> **TASK DESCRIPTION**
Among the lines below, how many carry the string "head"? Reply with a number and nothing else.

> **SUPPLIED DATA**
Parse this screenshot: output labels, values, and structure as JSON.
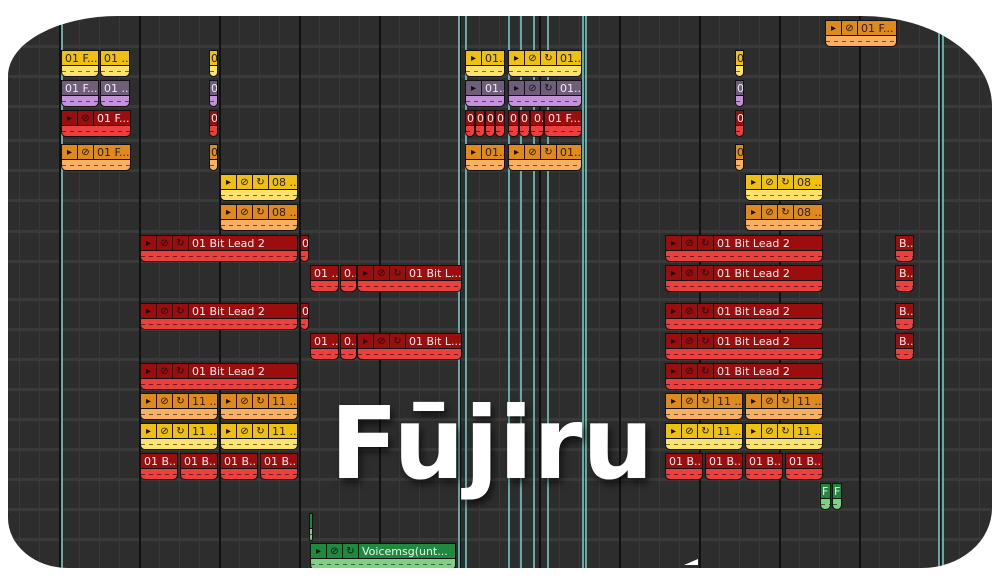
{
  "app": {
    "logo_text": "Fūjiru"
  },
  "colors": {
    "yellow": {
      "head": "#f0c010",
      "body": "#fde36c",
      "text": "#222"
    },
    "purple": {
      "head": "#6f5d7a",
      "body": "#c392da",
      "text": "#eee"
    },
    "red": {
      "head": "#9c0d0d",
      "body": "#ee3f3f",
      "text": "#f2f2f2"
    },
    "orange": {
      "head": "#e08a1e",
      "body": "#f9b062",
      "text": "#222"
    },
    "green": {
      "head": "#1f8a3d",
      "body": "#7fd083",
      "text": "#f2f2f2"
    },
    "marker": "#6cb8b4"
  },
  "clips": [
    {
      "track": -1,
      "start": 38.3,
      "length": 3.6,
      "color": "orange",
      "label": "01 F...",
      "icons": 2
    },
    {
      "track": 0,
      "start": 0.1,
      "length": 1.9,
      "color": "yellow",
      "label": "01 F...",
      "icons": 0
    },
    {
      "track": 0,
      "start": 2.05,
      "length": 1.5,
      "color": "yellow",
      "label": "01 ...",
      "icons": 0
    },
    {
      "track": 0,
      "start": 7.5,
      "length": 0.45,
      "color": "yellow",
      "label": "0",
      "icons": 0
    },
    {
      "track": 0,
      "start": 20.3,
      "length": 2.0,
      "color": "yellow",
      "label": "01...",
      "icons": 1
    },
    {
      "track": 0,
      "start": 22.45,
      "length": 3.7,
      "color": "yellow",
      "label": "01...",
      "icons": 3
    },
    {
      "track": 0,
      "start": 33.8,
      "length": 0.45,
      "color": "yellow",
      "label": "0",
      "icons": 0
    },
    {
      "track": 1,
      "start": 0.1,
      "length": 1.9,
      "color": "purple",
      "label": "01 F...",
      "icons": 0
    },
    {
      "track": 1,
      "start": 2.05,
      "length": 1.5,
      "color": "purple",
      "label": "01 ...",
      "icons": 0
    },
    {
      "track": 1,
      "start": 7.5,
      "length": 0.45,
      "color": "purple",
      "label": "0",
      "icons": 0
    },
    {
      "track": 1,
      "start": 20.3,
      "length": 2.0,
      "color": "purple",
      "label": "01...",
      "icons": 1
    },
    {
      "track": 1,
      "start": 22.45,
      "length": 3.7,
      "color": "purple",
      "label": "01...",
      "icons": 3
    },
    {
      "track": 1,
      "start": 33.8,
      "length": 0.45,
      "color": "purple",
      "label": "0",
      "icons": 0
    },
    {
      "track": 2,
      "start": 0.1,
      "length": 3.5,
      "color": "red",
      "label": "01 F...",
      "icons": 2
    },
    {
      "track": 2,
      "start": 7.5,
      "length": 0.45,
      "color": "red",
      "label": "0",
      "icons": 0
    },
    {
      "track": 2,
      "start": 20.3,
      "length": 0.5,
      "color": "red",
      "label": "0",
      "icons": 0
    },
    {
      "track": 2,
      "start": 20.8,
      "length": 0.5,
      "color": "red",
      "label": "0",
      "icons": 0
    },
    {
      "track": 2,
      "start": 21.3,
      "length": 0.5,
      "color": "red",
      "label": "0",
      "icons": 0
    },
    {
      "track": 2,
      "start": 21.8,
      "length": 0.5,
      "color": "red",
      "label": "0",
      "icons": 0
    },
    {
      "track": 2,
      "start": 22.45,
      "length": 0.55,
      "color": "red",
      "label": "0",
      "icons": 0
    },
    {
      "track": 2,
      "start": 23.0,
      "length": 0.55,
      "color": "red",
      "label": "0",
      "icons": 0
    },
    {
      "track": 2,
      "start": 23.55,
      "length": 0.7,
      "color": "red",
      "label": "0.",
      "icons": 0
    },
    {
      "track": 2,
      "start": 24.25,
      "length": 1.9,
      "color": "red",
      "label": "01 F...",
      "icons": 0
    },
    {
      "track": 2,
      "start": 33.8,
      "length": 0.45,
      "color": "red",
      "label": "0",
      "icons": 0
    },
    {
      "track": 3,
      "start": 0.1,
      "length": 3.5,
      "color": "orange",
      "label": "01 F...",
      "icons": 2
    },
    {
      "track": 3,
      "start": 7.5,
      "length": 0.45,
      "color": "orange",
      "label": "0",
      "icons": 0
    },
    {
      "track": 3,
      "start": 20.3,
      "length": 2.0,
      "color": "orange",
      "label": "01...",
      "icons": 1
    },
    {
      "track": 3,
      "start": 22.45,
      "length": 3.7,
      "color": "orange",
      "label": "01...",
      "icons": 3
    },
    {
      "track": 3,
      "start": 33.8,
      "length": 0.45,
      "color": "orange",
      "label": "0",
      "icons": 0
    },
    {
      "track": 4,
      "start": 8.05,
      "length": 3.9,
      "color": "yellow",
      "label": "08 ...",
      "icons": 3
    },
    {
      "track": 4,
      "start": 34.3,
      "length": 3.9,
      "color": "yellow",
      "label": "08 ...",
      "icons": 3
    },
    {
      "track": 5,
      "start": 8.05,
      "length": 3.9,
      "color": "orange",
      "label": "08 ...",
      "icons": 3
    },
    {
      "track": 5,
      "start": 34.3,
      "length": 3.9,
      "color": "orange",
      "label": "08 ...",
      "icons": 3
    },
    {
      "track": 6,
      "start": 4.05,
      "length": 7.9,
      "color": "red",
      "label": "01 Bit Lead 2",
      "icons": 3
    },
    {
      "track": 6,
      "start": 12.05,
      "length": 0.45,
      "color": "red",
      "label": "0",
      "icons": 0
    },
    {
      "track": 6,
      "start": 30.3,
      "length": 7.9,
      "color": "red",
      "label": "01 Bit Lead 2",
      "icons": 3
    },
    {
      "track": 6,
      "start": 41.8,
      "length": 0.95,
      "color": "red",
      "label": "B...",
      "icons": 0
    },
    {
      "track": 7,
      "start": 12.55,
      "length": 1.45,
      "color": "red",
      "label": "01 ...",
      "icons": 0
    },
    {
      "track": 7,
      "start": 14.05,
      "length": 0.85,
      "color": "red",
      "label": "0...",
      "icons": 0
    },
    {
      "track": 7,
      "start": 14.9,
      "length": 5.25,
      "color": "red",
      "label": "01 Bit L...",
      "icons": 3
    },
    {
      "track": 7,
      "start": 30.3,
      "length": 7.9,
      "color": "red",
      "label": "01 Bit Lead 2",
      "icons": 3
    },
    {
      "track": 7,
      "start": 41.8,
      "length": 0.95,
      "color": "red",
      "label": "B...",
      "icons": 0
    },
    {
      "track": 8,
      "start": 4.05,
      "length": 7.9,
      "color": "red",
      "label": "01 Bit Lead 2",
      "icons": 3
    },
    {
      "track": 8,
      "start": 12.05,
      "length": 0.45,
      "color": "red",
      "label": "0",
      "icons": 0
    },
    {
      "track": 8,
      "start": 30.3,
      "length": 7.9,
      "color": "red",
      "label": "01 Bit Lead 2",
      "icons": 3
    },
    {
      "track": 8,
      "start": 41.8,
      "length": 0.95,
      "color": "red",
      "label": "B...",
      "icons": 0
    },
    {
      "track": 9,
      "start": 12.55,
      "length": 1.45,
      "color": "red",
      "label": "01 ...",
      "icons": 0
    },
    {
      "track": 9,
      "start": 14.05,
      "length": 0.85,
      "color": "red",
      "label": "0...",
      "icons": 0
    },
    {
      "track": 9,
      "start": 14.9,
      "length": 5.25,
      "color": "red",
      "label": "01 Bit L...",
      "icons": 3
    },
    {
      "track": 9,
      "start": 30.3,
      "length": 7.9,
      "color": "red",
      "label": "01 Bit Lead 2",
      "icons": 3
    },
    {
      "track": 9,
      "start": 41.8,
      "length": 0.95,
      "color": "red",
      "label": "B...",
      "icons": 0
    },
    {
      "track": 10,
      "start": 4.05,
      "length": 7.9,
      "color": "red",
      "label": "01 Bit Lead 2",
      "icons": 3
    },
    {
      "track": 10,
      "start": 30.3,
      "length": 7.9,
      "color": "red",
      "label": "01 Bit Lead 2",
      "icons": 3
    },
    {
      "track": 11,
      "start": 4.05,
      "length": 3.9,
      "color": "orange",
      "label": "11 ...",
      "icons": 3
    },
    {
      "track": 11,
      "start": 8.05,
      "length": 3.9,
      "color": "orange",
      "label": "11 ...",
      "icons": 3
    },
    {
      "track": 11,
      "start": 30.3,
      "length": 3.9,
      "color": "orange",
      "label": "11 ...",
      "icons": 3
    },
    {
      "track": 11,
      "start": 34.3,
      "length": 3.9,
      "color": "orange",
      "label": "11 ...",
      "icons": 3
    },
    {
      "track": 12,
      "start": 4.05,
      "length": 3.9,
      "color": "yellow",
      "label": "11 ...",
      "icons": 3
    },
    {
      "track": 12,
      "start": 8.05,
      "length": 3.9,
      "color": "yellow",
      "label": "11 ...",
      "icons": 3
    },
    {
      "track": 12,
      "start": 30.3,
      "length": 3.9,
      "color": "yellow",
      "label": "11 ...",
      "icons": 3
    },
    {
      "track": 12,
      "start": 34.3,
      "length": 3.9,
      "color": "yellow",
      "label": "11 ...",
      "icons": 3
    },
    {
      "track": 13,
      "start": 4.05,
      "length": 1.9,
      "color": "red",
      "label": "01 B...",
      "icons": 0
    },
    {
      "track": 13,
      "start": 6.05,
      "length": 1.9,
      "color": "red",
      "label": "01 B...",
      "icons": 0
    },
    {
      "track": 13,
      "start": 8.05,
      "length": 1.9,
      "color": "red",
      "label": "01 B...",
      "icons": 0
    },
    {
      "track": 13,
      "start": 10.05,
      "length": 1.9,
      "color": "red",
      "label": "01 B...",
      "icons": 0
    },
    {
      "track": 13,
      "start": 30.3,
      "length": 1.9,
      "color": "red",
      "label": "01 B...",
      "icons": 0
    },
    {
      "track": 13,
      "start": 32.3,
      "length": 1.9,
      "color": "red",
      "label": "01 B...",
      "icons": 0
    },
    {
      "track": 13,
      "start": 34.3,
      "length": 1.9,
      "color": "red",
      "label": "01 B...",
      "icons": 0
    },
    {
      "track": 13,
      "start": 36.3,
      "length": 1.9,
      "color": "red",
      "label": "01 B...",
      "icons": 0
    },
    {
      "track": 14,
      "start": 38.05,
      "length": 0.55,
      "color": "green",
      "label": "F",
      "icons": 0
    },
    {
      "track": 14,
      "start": 38.65,
      "length": 0.5,
      "color": "green",
      "label": "F",
      "icons": 0
    },
    {
      "track": 15,
      "start": 12.5,
      "length": 0.15,
      "color": "green",
      "label": "",
      "icons": 0
    },
    {
      "track": 16,
      "start": 12.55,
      "length": 7.3,
      "color": "green",
      "label": "Voicemsg(unt...",
      "icons": 3
    }
  ]
}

> **SOLUTION FOR THIS EXERCISE**
5